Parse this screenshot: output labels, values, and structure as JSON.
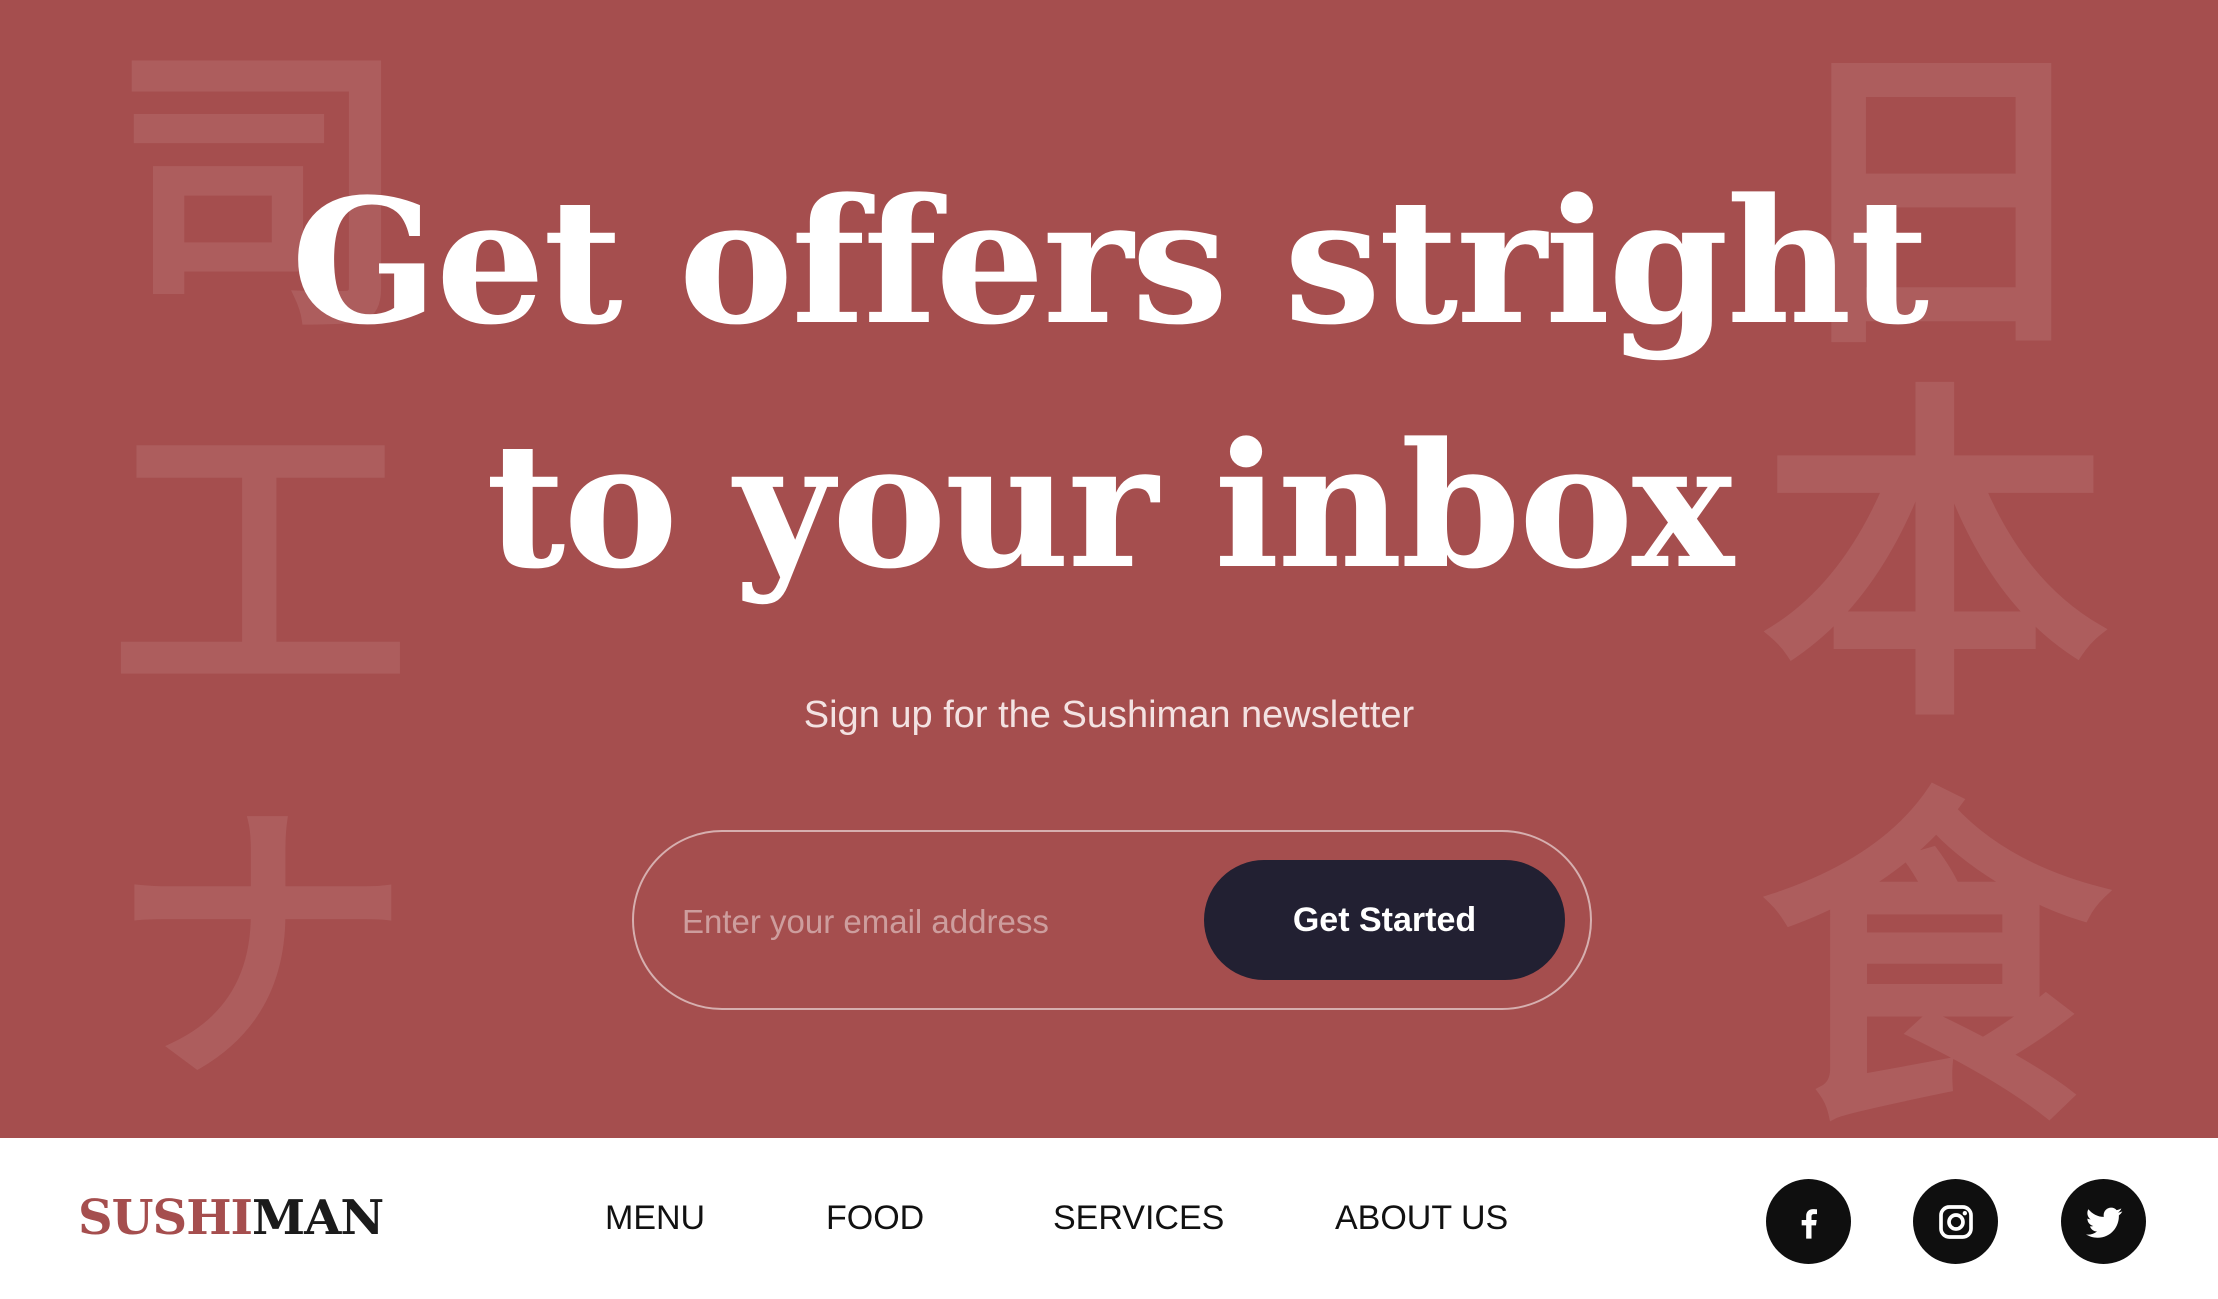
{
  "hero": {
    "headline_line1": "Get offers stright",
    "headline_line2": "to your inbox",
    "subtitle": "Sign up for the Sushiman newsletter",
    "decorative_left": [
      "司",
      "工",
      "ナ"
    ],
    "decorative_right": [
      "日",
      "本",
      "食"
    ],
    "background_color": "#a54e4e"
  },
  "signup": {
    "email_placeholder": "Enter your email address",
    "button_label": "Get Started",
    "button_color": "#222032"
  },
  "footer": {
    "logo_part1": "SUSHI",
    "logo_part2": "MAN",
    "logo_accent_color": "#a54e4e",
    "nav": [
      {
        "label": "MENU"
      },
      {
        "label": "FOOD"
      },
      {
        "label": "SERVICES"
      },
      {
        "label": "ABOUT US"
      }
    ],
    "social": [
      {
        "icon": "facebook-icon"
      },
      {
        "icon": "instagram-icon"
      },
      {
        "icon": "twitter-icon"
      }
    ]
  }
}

—————

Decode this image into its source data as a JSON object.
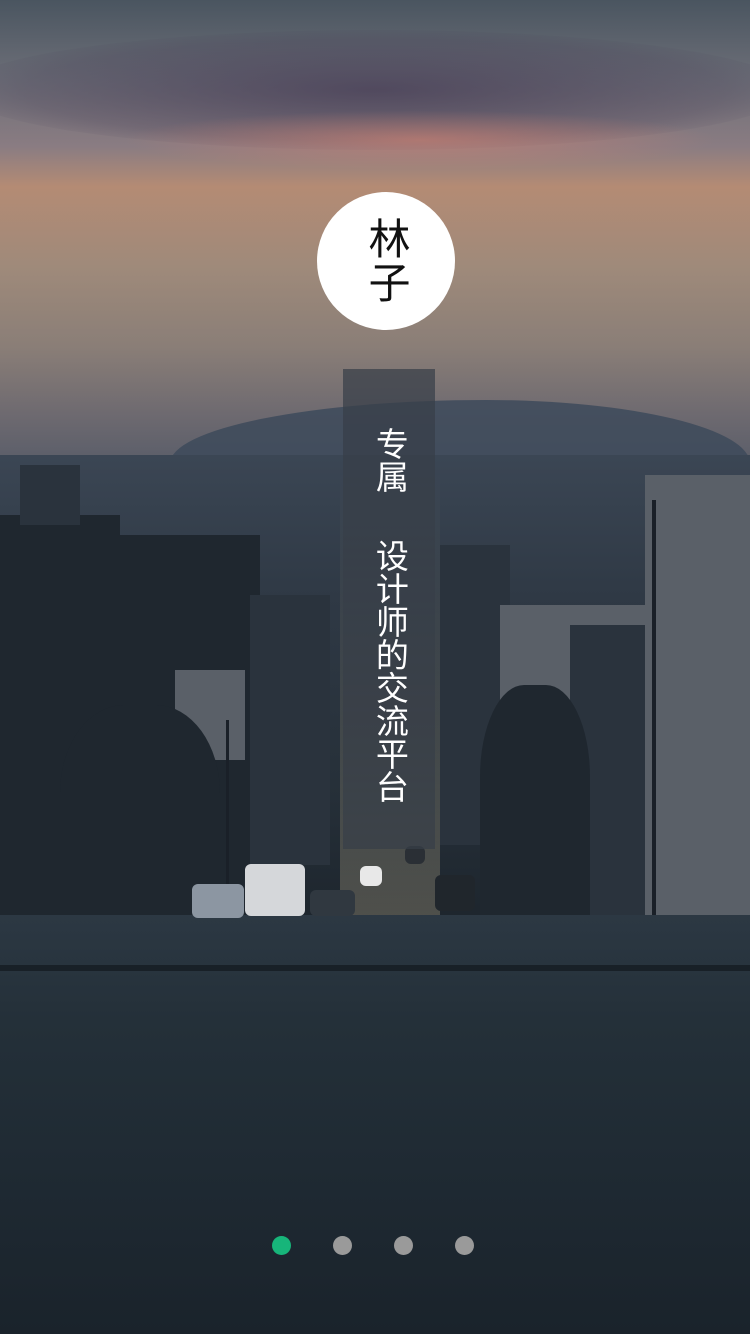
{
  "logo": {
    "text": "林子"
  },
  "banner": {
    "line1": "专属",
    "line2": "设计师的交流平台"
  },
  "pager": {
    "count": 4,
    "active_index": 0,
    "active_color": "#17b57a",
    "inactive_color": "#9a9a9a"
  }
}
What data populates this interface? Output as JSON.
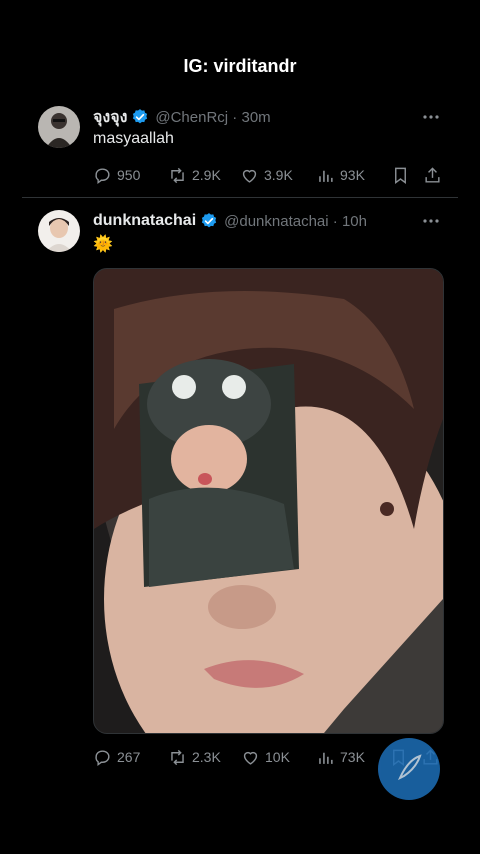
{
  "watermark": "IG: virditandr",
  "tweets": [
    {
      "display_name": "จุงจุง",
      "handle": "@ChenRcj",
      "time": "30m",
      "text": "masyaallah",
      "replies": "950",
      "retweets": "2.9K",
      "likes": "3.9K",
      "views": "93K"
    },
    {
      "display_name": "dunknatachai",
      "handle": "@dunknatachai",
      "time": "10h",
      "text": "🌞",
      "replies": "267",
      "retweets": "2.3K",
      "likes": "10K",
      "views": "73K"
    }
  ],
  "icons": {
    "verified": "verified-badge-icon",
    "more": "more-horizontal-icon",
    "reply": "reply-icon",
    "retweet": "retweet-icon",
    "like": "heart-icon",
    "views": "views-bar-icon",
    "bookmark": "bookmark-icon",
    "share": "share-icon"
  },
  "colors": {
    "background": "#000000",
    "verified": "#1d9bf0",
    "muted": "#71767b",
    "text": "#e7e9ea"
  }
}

—————

- _THE TASK_:
Locate all lines holding the word "views", then copy them out.

- _FINAL ANSWER_:
      "views": "93K"
      "views": "73K"
    "views": "views-bar-icon",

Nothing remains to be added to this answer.